======== Supplied data

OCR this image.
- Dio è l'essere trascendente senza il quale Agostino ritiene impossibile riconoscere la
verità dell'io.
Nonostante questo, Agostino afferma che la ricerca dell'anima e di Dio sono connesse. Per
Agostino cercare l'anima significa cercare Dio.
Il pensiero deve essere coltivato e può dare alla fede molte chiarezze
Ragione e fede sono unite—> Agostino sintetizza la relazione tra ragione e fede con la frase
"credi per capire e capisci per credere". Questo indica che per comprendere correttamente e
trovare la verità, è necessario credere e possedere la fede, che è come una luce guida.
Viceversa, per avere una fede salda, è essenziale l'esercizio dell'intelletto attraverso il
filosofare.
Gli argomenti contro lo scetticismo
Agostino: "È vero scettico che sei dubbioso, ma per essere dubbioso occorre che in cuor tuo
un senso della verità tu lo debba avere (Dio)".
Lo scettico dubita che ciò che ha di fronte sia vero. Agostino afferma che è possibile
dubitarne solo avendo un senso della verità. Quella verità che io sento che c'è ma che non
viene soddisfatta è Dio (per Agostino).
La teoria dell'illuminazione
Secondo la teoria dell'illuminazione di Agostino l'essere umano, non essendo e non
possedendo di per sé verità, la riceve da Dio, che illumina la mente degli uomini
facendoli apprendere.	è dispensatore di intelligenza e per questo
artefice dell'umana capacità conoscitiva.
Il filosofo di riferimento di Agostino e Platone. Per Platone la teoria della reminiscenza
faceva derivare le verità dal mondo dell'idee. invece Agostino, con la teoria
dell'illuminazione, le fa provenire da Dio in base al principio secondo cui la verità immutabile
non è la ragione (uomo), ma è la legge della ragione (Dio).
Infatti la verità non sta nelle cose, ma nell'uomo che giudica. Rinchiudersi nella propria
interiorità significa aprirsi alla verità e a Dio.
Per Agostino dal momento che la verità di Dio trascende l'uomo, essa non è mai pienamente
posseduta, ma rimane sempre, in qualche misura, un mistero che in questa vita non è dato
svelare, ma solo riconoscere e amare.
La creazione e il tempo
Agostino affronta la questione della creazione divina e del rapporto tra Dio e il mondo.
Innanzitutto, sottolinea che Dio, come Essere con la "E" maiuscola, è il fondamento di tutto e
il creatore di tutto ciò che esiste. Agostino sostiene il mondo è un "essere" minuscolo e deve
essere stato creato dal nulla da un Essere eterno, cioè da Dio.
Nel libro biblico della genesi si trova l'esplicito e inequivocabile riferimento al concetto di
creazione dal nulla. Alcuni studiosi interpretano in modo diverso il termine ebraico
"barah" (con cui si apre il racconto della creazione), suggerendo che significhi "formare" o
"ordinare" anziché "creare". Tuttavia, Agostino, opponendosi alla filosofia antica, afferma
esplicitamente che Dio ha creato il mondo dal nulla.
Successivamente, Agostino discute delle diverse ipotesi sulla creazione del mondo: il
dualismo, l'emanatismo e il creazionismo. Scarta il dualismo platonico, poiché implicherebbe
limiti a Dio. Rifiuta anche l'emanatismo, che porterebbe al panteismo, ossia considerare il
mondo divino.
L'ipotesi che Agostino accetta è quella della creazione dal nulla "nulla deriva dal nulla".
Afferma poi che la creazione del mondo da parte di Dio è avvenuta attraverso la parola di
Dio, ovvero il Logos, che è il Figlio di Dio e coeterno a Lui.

================

» Task requirements: When a line in the material above includes "significa", report that line by copying it.

» Answer box:
Agostino cercare l'anima significa cercare Dio.
interiorità significa aprirsi alla verità e a Dio.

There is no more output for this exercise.